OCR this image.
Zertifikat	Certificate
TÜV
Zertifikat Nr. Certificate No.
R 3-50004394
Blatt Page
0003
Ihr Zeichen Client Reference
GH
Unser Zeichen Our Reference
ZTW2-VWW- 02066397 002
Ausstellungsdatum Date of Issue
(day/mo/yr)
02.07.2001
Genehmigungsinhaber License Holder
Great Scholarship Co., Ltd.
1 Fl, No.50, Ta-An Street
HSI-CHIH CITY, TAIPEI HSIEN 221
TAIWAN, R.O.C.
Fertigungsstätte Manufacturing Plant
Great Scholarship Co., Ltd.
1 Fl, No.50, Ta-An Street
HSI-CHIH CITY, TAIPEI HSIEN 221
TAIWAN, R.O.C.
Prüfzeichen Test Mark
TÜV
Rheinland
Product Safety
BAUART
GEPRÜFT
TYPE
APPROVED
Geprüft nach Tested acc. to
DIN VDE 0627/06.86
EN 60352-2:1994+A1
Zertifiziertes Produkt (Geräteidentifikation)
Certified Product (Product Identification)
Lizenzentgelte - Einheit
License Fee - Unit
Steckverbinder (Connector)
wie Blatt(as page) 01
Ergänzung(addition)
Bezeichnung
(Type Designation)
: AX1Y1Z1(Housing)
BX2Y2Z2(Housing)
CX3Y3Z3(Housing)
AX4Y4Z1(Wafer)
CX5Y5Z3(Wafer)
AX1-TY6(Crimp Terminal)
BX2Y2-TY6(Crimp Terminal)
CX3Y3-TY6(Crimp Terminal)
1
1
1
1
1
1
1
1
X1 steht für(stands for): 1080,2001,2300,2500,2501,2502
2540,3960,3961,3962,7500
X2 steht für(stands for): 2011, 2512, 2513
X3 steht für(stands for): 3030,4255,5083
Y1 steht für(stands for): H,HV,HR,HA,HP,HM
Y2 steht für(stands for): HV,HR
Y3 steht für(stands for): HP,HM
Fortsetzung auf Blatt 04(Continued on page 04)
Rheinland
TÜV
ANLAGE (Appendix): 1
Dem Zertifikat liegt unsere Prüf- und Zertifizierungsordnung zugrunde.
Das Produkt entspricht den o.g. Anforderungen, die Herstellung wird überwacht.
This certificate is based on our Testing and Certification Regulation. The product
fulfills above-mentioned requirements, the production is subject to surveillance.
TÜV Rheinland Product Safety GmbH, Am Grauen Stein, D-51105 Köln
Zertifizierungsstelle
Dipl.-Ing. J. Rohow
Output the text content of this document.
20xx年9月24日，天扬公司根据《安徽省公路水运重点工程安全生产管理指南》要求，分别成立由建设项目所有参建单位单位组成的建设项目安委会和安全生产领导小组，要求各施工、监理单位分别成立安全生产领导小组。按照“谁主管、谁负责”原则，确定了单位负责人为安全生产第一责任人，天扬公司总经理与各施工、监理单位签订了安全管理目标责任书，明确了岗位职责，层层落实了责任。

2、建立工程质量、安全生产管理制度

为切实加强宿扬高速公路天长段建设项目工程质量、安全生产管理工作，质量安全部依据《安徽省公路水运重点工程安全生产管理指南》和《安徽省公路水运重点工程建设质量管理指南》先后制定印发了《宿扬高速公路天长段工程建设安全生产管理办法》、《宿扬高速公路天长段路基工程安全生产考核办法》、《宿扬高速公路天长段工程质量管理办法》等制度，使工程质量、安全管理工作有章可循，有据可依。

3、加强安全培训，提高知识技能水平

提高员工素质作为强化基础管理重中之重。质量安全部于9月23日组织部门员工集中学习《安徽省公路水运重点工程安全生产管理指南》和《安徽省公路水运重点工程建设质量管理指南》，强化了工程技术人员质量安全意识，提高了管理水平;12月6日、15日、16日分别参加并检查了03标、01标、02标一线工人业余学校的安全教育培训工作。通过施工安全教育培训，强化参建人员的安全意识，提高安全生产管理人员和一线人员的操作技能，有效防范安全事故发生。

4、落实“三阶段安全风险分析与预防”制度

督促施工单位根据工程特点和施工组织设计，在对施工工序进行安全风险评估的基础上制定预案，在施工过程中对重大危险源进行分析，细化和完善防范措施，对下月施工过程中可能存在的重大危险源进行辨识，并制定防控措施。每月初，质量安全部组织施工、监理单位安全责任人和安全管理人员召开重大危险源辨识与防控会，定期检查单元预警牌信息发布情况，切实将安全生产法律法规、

^^^^^^^^^^^^^^^^

- _Objective_: Copy out exactly the lines running from the line with "Output the text content of this document." to the end of the records, inclusive.

- _Exercise answer_:
Output the text content of this document.
20xx年9月24日，天扬公司根据《安徽省公路水运重点工程安全生产管理指南》要求，分别成立由建设项目所有参建单位单位组成的建设项目安委会和安全生产领导小组，要求各施工、监理单位分别成立安全生产领导小组。按照“谁主管、谁负责”原则，确定了单位负责人为安全生产第一责任人，天扬公司总经理与各施工、监理单位签订了安全管理目标责任书，明确了岗位职责，层层落实了责任。

2、建立工程质量、安全生产管理制度

为切实加强宿扬高速公路天长段建设项目工程质量、安全生产管理工作，质量安全部依据《安徽省公路水运重点工程安全生产管理指南》和《安徽省公路水运重点工程建设质量管理指南》先后制定印发了《宿扬高速公路天长段工程建设安全生产管理办法》、《宿扬高速公路天长段路基工程安全生产考核办法》、《宿扬高速公路天长段工程质量管理办法》等制度，使工程质量、安全管理工作有章可循，有据可依。

3、加强安全培训，提高知识技能水平

提高员工素质作为强化基础管理重中之重。质量安全部于9月23日组织部门员工集中学习《安徽省公路水运重点工程安全生产管理指南》和《安徽省公路水运重点工程建设质量管理指南》，强化了工程技术人员质量安全意识，提高了管理水平;12月6日、15日、16日分别参加并检查了03标、01标、02标一线工人业余学校的安全教育培训工作。通过施工安全教育培训，强化参建人员的安全意识，提高安全生产管理人员和一线人员的操作技能，有效防范安全事故发生。

4、落实“三阶段安全风险分析与预防”制度

督促施工单位根据工程特点和施工组织设计，在对施工工序进行安全风险评估的基础上制定预案，在施工过程中对重大危险源进行分析，细化和完善防范措施，对下月施工过程中可能存在的重大危险源进行辨识，并制定防控措施。每月初，质量安全部组织施工、监理单位安全责任人和安全管理人员召开重大危险源辨识与防控会，定期检查单元预警牌信息发布情况，切实将安全生产法律法规、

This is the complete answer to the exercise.